## [Task description]
Print out the part that begins with the line containing "Patent image size: (803, 540)." and ends with the line containing "The vehicle 205 is at (159, 98).", copying each line exactly and leaving out everything before and after.

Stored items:
_ _ _ _
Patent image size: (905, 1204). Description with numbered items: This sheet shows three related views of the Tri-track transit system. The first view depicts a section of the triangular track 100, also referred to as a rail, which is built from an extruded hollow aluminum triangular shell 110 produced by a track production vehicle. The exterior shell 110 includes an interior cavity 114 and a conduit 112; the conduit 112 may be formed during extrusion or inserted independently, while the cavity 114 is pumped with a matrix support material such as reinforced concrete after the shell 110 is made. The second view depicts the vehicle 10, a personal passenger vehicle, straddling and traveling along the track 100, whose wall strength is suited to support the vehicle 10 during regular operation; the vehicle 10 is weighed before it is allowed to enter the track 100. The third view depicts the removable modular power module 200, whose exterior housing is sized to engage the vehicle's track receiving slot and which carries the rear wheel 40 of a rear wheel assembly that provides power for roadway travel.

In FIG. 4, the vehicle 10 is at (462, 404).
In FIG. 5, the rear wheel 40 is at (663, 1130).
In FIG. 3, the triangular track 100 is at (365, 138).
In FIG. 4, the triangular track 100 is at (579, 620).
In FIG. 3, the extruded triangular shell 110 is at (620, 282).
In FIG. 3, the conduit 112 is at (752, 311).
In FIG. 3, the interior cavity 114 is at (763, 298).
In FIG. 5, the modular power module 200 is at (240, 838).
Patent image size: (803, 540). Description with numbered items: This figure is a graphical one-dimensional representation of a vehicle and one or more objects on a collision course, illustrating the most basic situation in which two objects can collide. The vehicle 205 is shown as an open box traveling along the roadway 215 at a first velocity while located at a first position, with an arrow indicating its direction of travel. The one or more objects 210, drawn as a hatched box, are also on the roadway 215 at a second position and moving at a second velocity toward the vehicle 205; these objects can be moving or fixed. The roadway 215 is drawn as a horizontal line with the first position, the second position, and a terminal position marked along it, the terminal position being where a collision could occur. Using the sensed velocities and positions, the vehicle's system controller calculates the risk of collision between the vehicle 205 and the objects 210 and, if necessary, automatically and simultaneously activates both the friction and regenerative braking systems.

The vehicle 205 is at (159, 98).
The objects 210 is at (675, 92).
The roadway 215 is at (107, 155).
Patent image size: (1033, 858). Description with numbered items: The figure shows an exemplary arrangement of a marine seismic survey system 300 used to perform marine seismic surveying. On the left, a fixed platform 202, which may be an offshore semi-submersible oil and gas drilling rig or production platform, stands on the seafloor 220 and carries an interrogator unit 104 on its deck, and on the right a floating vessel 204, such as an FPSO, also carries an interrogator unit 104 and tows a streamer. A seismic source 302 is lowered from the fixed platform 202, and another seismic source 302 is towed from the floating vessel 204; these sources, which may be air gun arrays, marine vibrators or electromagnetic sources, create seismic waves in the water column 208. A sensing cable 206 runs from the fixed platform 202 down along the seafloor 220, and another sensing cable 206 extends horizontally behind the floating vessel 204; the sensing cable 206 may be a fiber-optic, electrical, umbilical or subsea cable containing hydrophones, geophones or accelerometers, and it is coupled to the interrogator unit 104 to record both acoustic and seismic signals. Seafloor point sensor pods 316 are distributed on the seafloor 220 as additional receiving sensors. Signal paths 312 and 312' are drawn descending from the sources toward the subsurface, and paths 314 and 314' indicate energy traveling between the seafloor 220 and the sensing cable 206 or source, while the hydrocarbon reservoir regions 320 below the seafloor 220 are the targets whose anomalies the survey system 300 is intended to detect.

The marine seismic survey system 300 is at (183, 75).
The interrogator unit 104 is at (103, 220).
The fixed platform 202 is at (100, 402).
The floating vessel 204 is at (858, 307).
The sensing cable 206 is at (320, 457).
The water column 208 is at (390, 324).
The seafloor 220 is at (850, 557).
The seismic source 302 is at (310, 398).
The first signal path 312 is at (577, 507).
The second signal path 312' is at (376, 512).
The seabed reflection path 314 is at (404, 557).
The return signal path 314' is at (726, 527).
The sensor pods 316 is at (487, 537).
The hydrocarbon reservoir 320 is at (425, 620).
_ _ _ _
## [Exercise answer]
Patent image size: (803, 540). Description with numbered items: This figure is a graphical one-dimensional representation of a vehicle and one or more objects on a collision course, illustrating the most basic situation in which two objects can collide. The vehicle 205 is shown as an open box traveling along the roadway 215 at a first velocity while located at a first position, with an arrow indicating its direction of travel. The one or more objects 210, drawn as a hatched box, are also on the roadway 215 at a second position and moving at a second velocity toward the vehicle 205; these objects can be moving or fixed. The roadway 215 is drawn as a horizontal line with the first position, the second position, and a terminal position marked along it, the terminal position being where a collision could occur. Using the sensed velocities and positions, the vehicle's system controller calculates the risk of collision between the vehicle 205 and the objects 210 and, if necessary, automatically and simultaneously activates both the friction and regenerative braking systems.

The vehicle 205 is at (159, 98).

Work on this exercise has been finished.